Selected extract:
-- -- --

A new paper in Trends in Pharmacological Sciences from researchers at generative artificial intelligence (AI)- and robotics-powered clinical stage drug discovery company Insilico Medicine ("Insilico") and ETH Zurich reveals the broad potential of TNIK as a therapeutic target for some of the most pervasive aging-related diseases, including fibrosis, cancer, obesity, and Alzheimer's. The findings could guide the development of new therapeutics. The lead drug in Insilico's pipeline, INS018_055, is an AI-designed TNIK inhibitor being advanced as a treatment for the deadly lung disease idiopathic pulmonary fibrosis (IPF) and is currently in Phase II trials with patients.
TNIK, a member of the germinal center kinase (GCK) family, has been found to play a significant role in biological processes relevant to disease states, including cell migration, cytoskeletal organization, and cell proliferation in malignant and healthy cells.
TNIK is a reasonably novel but trending therapeutic target with around 150 papers referencing it on PubMed – most of them published since 2020. Few papers refer to it as a therapeutic target.
In cancer, TNIK has been found to drive cancer cell proliferation, treatment resistance, and cell migration across multiple cancer types – including colorectal, ovarian, thyroid, osteosarcoma, and lung squamous cell carcinoma (LSCC) – due to its activation of the Wnt signaling pathway. Aberrant Wnt signaling enhances T-cell factor 4 (TCF4) transcription factor activity and transcription of TCF4 target genes, promoting cancer cell growth and resistance to standard-of-care treatments. Targeting TNIK via an inhibitor has been shown to block these treatment-resistant properties.

-- -- --

Dataset:
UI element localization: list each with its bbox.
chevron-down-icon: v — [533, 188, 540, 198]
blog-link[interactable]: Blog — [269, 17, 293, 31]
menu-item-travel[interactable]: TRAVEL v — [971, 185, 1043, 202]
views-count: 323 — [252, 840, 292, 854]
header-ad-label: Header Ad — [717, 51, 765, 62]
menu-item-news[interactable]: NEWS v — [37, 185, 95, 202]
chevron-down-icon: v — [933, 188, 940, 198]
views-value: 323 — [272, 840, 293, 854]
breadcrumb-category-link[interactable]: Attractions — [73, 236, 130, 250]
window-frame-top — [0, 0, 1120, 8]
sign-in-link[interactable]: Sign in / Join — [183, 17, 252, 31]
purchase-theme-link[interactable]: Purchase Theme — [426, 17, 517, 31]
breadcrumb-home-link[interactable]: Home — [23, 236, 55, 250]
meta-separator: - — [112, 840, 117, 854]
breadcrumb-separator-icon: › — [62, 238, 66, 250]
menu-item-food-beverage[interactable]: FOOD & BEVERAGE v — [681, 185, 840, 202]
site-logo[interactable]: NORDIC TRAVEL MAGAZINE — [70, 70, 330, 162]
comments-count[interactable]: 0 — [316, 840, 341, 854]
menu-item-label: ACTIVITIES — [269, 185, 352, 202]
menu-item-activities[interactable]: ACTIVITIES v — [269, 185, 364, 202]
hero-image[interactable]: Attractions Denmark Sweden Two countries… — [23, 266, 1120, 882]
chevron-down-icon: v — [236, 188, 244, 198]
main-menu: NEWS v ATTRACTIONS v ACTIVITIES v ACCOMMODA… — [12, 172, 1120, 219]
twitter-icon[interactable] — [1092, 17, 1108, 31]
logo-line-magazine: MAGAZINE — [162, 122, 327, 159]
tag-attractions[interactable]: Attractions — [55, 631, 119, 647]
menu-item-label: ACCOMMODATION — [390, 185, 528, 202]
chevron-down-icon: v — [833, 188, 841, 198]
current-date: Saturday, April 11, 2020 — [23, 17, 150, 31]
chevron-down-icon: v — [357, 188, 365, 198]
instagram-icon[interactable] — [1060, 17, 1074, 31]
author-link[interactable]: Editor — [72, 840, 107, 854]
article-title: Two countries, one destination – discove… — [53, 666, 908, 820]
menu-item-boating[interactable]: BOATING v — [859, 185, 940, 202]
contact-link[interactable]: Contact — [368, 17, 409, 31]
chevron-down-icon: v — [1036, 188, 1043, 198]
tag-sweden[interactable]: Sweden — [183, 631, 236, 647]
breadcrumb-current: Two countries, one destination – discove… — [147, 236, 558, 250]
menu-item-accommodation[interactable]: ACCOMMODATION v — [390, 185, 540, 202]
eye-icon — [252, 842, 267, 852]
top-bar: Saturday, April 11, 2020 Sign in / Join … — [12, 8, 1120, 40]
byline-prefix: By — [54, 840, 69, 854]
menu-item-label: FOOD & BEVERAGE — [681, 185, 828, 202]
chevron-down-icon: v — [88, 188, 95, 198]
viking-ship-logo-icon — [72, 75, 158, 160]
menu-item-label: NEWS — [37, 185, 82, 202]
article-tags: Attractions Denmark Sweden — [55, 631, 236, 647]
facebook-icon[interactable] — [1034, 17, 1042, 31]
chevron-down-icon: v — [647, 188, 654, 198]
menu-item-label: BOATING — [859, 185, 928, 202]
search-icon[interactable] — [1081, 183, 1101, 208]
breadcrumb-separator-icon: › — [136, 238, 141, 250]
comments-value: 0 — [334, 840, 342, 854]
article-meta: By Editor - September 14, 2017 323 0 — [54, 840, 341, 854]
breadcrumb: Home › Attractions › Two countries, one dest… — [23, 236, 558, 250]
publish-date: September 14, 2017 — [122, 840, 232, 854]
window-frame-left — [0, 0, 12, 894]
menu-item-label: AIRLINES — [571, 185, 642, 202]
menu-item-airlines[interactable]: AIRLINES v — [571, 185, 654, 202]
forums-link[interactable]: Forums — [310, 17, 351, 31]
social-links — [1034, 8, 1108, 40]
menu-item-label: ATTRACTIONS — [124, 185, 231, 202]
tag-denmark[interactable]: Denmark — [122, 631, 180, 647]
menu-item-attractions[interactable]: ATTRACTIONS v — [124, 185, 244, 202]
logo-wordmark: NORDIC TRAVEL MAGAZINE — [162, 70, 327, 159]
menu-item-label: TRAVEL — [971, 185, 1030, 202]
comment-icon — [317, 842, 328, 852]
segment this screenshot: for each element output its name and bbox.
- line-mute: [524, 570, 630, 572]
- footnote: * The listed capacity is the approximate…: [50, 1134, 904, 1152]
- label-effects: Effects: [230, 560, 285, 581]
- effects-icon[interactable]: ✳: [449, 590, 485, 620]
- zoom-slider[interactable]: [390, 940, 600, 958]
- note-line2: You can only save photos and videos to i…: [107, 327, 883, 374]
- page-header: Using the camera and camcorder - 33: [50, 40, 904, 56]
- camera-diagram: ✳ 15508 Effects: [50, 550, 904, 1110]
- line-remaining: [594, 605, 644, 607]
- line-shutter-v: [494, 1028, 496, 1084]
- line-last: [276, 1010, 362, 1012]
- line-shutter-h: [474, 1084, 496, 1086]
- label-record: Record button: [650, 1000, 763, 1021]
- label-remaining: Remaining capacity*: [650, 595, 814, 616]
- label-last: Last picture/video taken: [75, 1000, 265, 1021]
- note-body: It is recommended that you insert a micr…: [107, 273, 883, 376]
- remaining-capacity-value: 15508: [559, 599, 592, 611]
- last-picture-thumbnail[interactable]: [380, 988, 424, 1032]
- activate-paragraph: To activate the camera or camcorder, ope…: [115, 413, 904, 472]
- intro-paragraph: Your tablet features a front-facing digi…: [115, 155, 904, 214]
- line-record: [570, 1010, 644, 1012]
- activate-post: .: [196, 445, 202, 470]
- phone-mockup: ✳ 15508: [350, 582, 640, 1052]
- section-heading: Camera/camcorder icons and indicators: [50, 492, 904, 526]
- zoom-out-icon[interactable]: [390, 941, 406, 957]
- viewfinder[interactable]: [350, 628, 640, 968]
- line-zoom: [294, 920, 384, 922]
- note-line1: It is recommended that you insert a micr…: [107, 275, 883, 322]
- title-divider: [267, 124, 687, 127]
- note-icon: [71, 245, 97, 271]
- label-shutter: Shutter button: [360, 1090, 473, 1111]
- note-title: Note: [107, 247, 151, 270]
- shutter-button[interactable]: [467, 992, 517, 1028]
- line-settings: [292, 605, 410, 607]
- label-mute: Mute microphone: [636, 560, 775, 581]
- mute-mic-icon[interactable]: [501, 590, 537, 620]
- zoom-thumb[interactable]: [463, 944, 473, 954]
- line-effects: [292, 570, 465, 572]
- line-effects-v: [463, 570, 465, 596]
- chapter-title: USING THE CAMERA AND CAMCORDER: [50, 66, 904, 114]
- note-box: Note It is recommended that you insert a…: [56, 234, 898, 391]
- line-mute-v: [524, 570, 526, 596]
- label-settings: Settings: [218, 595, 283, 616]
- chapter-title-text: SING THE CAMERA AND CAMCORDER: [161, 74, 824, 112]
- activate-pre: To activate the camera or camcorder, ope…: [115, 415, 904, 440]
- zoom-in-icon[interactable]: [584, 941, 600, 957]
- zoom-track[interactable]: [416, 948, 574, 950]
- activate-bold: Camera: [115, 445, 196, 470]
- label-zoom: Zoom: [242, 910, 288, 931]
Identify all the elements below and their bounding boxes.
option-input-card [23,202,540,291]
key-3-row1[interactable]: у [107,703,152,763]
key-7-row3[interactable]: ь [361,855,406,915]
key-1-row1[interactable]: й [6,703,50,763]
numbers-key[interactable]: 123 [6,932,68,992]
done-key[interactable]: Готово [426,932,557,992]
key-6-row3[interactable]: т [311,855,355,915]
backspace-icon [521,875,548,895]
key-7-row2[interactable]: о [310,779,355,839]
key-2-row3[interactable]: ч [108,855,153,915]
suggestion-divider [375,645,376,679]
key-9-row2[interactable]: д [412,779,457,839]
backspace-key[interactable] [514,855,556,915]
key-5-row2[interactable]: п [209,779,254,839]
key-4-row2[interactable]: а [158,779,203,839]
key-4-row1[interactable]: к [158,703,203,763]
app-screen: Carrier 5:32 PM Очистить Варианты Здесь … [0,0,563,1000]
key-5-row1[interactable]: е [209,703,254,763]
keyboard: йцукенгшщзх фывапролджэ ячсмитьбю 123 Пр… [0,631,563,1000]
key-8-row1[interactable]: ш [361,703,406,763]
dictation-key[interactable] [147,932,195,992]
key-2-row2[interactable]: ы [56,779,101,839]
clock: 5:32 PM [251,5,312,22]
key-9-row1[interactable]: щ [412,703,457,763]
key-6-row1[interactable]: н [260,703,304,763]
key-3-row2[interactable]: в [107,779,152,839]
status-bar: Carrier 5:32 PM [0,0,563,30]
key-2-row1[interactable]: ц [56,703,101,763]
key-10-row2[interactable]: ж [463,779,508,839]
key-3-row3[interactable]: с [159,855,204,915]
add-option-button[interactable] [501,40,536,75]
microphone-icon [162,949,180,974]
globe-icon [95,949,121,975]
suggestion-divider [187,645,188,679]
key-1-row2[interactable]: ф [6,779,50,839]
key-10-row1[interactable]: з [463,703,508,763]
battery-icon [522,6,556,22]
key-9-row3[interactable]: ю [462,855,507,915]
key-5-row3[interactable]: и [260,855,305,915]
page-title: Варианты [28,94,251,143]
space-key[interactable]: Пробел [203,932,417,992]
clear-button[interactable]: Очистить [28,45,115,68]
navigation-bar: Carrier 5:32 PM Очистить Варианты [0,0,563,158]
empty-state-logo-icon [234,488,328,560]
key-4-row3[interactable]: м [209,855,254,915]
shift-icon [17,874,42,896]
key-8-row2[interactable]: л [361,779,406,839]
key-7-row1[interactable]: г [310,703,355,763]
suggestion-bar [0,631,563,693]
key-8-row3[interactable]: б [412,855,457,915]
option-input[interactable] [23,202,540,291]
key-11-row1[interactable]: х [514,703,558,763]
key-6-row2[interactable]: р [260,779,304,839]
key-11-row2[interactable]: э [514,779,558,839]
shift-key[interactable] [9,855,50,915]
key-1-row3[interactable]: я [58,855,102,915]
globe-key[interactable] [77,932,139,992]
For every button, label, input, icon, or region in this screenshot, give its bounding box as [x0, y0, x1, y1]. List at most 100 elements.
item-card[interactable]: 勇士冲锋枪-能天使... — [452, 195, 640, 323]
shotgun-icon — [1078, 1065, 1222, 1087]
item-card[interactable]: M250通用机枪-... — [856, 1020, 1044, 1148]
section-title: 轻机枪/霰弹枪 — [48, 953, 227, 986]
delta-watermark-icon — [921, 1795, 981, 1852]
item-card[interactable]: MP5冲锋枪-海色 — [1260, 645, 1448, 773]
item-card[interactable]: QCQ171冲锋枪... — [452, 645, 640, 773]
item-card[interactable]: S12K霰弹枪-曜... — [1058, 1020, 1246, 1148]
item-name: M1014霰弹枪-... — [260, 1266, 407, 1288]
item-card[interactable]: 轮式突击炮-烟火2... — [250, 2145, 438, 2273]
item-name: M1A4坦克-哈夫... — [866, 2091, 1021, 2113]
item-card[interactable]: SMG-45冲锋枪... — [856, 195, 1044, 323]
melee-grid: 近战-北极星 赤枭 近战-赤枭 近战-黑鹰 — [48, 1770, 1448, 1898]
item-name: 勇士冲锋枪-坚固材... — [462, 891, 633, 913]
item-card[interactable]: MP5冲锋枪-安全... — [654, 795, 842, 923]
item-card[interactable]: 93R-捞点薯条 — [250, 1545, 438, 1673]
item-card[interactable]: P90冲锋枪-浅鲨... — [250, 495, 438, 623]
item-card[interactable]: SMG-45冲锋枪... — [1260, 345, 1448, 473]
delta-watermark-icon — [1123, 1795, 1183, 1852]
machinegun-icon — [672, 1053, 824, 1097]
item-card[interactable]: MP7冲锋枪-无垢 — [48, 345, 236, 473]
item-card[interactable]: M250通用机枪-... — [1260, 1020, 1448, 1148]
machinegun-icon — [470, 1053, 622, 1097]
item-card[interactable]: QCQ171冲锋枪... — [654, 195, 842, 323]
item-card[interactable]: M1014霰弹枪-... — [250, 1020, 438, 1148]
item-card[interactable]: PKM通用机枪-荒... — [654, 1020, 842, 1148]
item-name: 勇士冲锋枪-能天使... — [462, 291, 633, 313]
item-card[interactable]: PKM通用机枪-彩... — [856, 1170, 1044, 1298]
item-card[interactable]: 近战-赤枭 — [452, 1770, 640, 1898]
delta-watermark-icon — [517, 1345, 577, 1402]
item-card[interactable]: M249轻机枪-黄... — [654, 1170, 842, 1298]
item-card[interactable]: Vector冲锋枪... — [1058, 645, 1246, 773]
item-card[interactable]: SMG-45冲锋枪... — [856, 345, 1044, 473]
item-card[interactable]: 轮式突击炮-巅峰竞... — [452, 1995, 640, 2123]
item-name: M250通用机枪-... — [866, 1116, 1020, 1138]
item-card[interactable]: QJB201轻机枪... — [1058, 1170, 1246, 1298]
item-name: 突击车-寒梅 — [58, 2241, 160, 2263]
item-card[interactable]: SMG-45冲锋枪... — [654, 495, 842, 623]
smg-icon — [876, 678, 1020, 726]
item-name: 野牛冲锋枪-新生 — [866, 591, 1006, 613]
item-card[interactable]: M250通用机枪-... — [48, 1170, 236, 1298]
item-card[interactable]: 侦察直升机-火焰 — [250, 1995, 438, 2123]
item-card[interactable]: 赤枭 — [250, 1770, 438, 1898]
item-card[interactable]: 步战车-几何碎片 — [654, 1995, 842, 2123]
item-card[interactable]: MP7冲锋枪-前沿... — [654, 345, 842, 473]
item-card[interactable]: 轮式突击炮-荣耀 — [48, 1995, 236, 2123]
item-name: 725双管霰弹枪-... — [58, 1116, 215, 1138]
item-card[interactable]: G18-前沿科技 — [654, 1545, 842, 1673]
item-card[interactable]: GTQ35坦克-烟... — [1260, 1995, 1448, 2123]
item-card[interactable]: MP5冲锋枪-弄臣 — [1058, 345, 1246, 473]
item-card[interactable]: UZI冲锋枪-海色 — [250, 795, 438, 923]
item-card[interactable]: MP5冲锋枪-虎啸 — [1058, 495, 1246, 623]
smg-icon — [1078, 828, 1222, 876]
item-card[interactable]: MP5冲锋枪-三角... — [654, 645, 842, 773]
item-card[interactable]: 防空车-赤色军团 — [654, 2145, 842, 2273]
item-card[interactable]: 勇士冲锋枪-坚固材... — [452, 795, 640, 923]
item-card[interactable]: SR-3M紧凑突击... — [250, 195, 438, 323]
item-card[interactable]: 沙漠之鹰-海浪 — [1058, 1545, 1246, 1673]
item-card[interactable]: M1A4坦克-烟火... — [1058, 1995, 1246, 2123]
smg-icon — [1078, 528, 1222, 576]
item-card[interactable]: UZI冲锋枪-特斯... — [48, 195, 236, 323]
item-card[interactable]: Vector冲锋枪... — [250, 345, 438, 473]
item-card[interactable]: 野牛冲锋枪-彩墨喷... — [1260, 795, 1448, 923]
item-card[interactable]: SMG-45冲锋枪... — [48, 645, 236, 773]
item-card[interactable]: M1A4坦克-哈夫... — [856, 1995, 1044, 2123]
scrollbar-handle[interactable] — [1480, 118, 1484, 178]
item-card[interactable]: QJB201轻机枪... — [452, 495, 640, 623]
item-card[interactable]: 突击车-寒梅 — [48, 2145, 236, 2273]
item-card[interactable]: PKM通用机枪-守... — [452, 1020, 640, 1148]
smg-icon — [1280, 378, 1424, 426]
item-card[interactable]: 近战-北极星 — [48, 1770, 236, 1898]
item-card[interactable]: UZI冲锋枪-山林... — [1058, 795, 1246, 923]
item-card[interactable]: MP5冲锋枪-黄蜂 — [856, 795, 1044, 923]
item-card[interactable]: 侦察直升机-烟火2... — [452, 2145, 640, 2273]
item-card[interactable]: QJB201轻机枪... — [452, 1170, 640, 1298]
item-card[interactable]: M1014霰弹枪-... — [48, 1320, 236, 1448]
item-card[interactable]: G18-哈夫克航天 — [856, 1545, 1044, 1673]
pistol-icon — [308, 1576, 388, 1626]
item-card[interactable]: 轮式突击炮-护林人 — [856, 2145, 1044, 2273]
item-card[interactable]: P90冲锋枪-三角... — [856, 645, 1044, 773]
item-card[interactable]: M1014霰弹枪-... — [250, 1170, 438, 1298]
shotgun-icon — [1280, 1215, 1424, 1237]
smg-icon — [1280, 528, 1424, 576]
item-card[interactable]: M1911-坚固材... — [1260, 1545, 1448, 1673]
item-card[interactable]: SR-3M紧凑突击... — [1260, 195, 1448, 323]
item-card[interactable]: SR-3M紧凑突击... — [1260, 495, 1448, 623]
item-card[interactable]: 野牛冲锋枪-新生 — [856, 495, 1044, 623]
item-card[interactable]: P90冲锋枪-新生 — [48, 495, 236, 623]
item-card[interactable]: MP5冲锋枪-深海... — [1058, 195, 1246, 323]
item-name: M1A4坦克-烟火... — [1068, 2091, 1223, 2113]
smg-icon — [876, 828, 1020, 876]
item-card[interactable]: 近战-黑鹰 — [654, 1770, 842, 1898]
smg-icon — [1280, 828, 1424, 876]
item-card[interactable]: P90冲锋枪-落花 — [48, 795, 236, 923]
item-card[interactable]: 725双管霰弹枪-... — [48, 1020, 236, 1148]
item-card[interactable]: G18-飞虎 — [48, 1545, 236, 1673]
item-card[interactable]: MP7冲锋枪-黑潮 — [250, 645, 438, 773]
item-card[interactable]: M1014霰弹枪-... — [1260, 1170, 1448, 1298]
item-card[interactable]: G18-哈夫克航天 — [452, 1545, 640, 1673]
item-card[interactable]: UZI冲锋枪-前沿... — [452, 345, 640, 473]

-- -- --

Task item:
Write the next part of the article on TNIK as a drug target for aging-related diseases, starting after its final paragraph on cancer.

Response to this exercise:
TNIK amplification is observed in a number of human cancers and has been shown to affect solid tumor progression. We see great opportunity for exploring TNIK inhibition – particularly in conjunction with other cancer agents – to improve therapeutic efficacy."
Frank Pun, PhD, Head of Insilico Hong Kong
Researchers also looked at TNIK's role as a metabolic controller – controlling the change of dietary sugars into lipids – which could lead to TNIK inhibitors designed to combat obesity and Type 2 diabetes. The researchers speculate that TNIK could be the previously unknown regulator of DHAP-mTORC1 signaling. The protein complex mTORC1, or mammalian target of rapamycin complex 1, is the "canonical nutrient and energy sensor" the authors write, and its activation by DHAP suggests that TNIK may indirectly regulate its ability to sense glucose and coordinate de novo lipogenesis, or the metabolic formation of fat, making it a promising target for obesity. They note that when TNIK knockout (KO) mice were placed on a high-fat, high-sugar diet, the animals were resistant to diet-induced weight gain. TNIK inhibition may even contribute to increased physical activity, as the TNIK KO mice also exhibited increased activity.
The paper also considered TNIK's emerging role in neurodegeneration. While research in this space is still in the early stages, there is a known association between neurotransmission and metabolic homeostasis, and several studies have shown TNIK's role in regulating neuronal function, including axon guidance and cell migration. There's also evidence that TNIK interacts with Tau protein, a pathogenic protein that accumulates in the brain of Alzheimer's patients, which damages neuronal signaling and neuronal repair.
The TNIK-aging association
To understand why TNIK plays a critical role in so many diseases, the researchers point to its association with several major hallmarks of aging – in particular, chronic inflammation, deregulated nutrient sensing, cellular senescence, and altered intercellular communication.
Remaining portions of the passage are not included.